**EXERCISE GOAL**
Write out the data below in full. Keep it exact.
══════════
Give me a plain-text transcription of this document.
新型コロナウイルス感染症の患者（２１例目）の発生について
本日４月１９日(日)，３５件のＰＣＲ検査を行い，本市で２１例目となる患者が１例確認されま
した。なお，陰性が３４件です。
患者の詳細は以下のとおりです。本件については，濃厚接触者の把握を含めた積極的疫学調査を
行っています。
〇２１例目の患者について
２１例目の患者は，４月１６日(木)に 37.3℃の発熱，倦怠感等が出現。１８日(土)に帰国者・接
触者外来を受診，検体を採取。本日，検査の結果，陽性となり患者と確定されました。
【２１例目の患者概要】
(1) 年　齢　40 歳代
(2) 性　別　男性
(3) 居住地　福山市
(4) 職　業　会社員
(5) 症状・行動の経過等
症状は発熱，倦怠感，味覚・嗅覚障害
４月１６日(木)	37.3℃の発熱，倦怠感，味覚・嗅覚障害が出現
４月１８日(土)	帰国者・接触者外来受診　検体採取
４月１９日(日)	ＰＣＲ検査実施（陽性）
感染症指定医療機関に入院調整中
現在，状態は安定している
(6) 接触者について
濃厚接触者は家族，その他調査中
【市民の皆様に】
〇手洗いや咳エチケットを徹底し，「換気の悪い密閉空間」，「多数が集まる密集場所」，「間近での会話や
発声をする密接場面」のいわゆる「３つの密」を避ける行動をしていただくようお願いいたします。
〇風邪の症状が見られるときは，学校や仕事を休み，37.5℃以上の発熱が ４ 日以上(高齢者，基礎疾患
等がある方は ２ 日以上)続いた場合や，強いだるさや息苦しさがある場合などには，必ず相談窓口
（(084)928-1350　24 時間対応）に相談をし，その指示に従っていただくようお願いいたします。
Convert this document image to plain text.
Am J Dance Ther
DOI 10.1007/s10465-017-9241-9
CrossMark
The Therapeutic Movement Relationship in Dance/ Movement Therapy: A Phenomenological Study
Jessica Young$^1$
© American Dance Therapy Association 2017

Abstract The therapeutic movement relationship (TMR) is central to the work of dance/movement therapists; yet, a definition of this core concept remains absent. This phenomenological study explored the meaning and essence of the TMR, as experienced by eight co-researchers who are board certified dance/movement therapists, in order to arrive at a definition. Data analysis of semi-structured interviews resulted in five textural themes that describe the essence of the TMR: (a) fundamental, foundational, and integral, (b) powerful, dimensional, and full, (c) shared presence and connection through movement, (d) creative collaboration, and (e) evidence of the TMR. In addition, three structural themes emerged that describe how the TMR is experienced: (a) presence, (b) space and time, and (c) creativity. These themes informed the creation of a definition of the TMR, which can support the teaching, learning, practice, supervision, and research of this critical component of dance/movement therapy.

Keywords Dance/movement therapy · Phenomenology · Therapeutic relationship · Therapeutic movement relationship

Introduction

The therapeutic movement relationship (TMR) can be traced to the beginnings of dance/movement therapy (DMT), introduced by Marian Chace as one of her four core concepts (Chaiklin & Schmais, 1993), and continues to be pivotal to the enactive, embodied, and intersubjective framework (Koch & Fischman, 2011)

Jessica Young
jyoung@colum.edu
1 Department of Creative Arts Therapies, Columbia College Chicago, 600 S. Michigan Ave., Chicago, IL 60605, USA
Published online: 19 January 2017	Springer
══════════
**ANSWER FOR THE TASK**
Give me a plain-text transcription of this document.
新型コロナウイルス感染症の患者（２１例目）の発生について
本日４月１９日(日)，３５件のＰＣＲ検査を行い，本市で２１例目となる患者が１例確認されま
した。なお，陰性が３４件です。
患者の詳細は以下のとおりです。本件については，濃厚接触者の把握を含めた積極的疫学調査を
行っています。
〇２１例目の患者について
２１例目の患者は，４月１６日(木)に 37.3℃の発熱，倦怠感等が出現。１８日(土)に帰国者・接
触者外来を受診，検体を採取。本日，検査の結果，陽性となり患者と確定されました。
【２１例目の患者概要】
(1) 年　齢　40 歳代
(2) 性　別　男性
(3) 居住地　福山市
(4) 職　業　会社員
(5) 症状・行動の経過等
症状は発熱，倦怠感，味覚・嗅覚障害
４月１６日(木)	37.3℃の発熱，倦怠感，味覚・嗅覚障害が出現
４月１８日(土)	帰国者・接触者外来受診　検体採取
４月１９日(日)	ＰＣＲ検査実施（陽性）
感染症指定医療機関に入院調整中
現在，状態は安定している
(6) 接触者について
濃厚接触者は家族，その他調査中
【市民の皆様に】
〇手洗いや咳エチケットを徹底し，「換気の悪い密閉空間」，「多数が集まる密集場所」，「間近での会話や
発声をする密接場面」のいわゆる「３つの密」を避ける行動をしていただくようお願いいたします。
〇風邪の症状が見られるときは，学校や仕事を休み，37.5℃以上の発熱が ４ 日以上(高齢者，基礎疾患
等がある方は ２ 日以上)続いた場合や，強いだるさや息苦しさがある場合などには，必ず相談窓口
（(084)928-1350　24 時間対応）に相談をし，その指示に従っていただくようお願いいたします。
Convert this document image to plain text.
Am J Dance Ther
DOI 10.1007/s10465-017-9241-9
CrossMark
The Therapeutic Movement Relationship in Dance/ Movement Therapy: A Phenomenological Study
Jessica Young$^1$
© American Dance Therapy Association 2017

Abstract The therapeutic movement relationship (TMR) is central to the work of dance/movement therapists; yet, a definition of this core concept remains absent. This phenomenological study explored the meaning and essence of the TMR, as experienced by eight co-researchers who are board certified dance/movement therapists, in order to arrive at a definition. Data analysis of semi-structured interviews resulted in five textural themes that describe the essence of the TMR: (a) fundamental, foundational, and integral, (b) powerful, dimensional, and full, (c) shared presence and connection through movement, (d) creative collaboration, and (e) evidence of the TMR. In addition, three structural themes emerged that describe how the TMR is experienced: (a) presence, (b) space and time, and (c) creativity. These themes informed the creation of a definition of the TMR, which can support the teaching, learning, practice, supervision, and research of this critical component of dance/movement therapy.

Keywords Dance/movement therapy · Phenomenology · Therapeutic relationship · Therapeutic movement relationship

Introduction

The therapeutic movement relationship (TMR) can be traced to the beginnings of dance/movement therapy (DMT), introduced by Marian Chace as one of her four core concepts (Chaiklin & Schmais, 1993), and continues to be pivotal to the enactive, embodied, and intersubjective framework (Koch & Fischman, 2011)

Jessica Young
jyoung@colum.edu
1 Department of Creative Arts Therapies, Columbia College Chicago, 600 S. Michigan Ave., Chicago, IL 60605, USA
Published online: 19 January 2017	Springer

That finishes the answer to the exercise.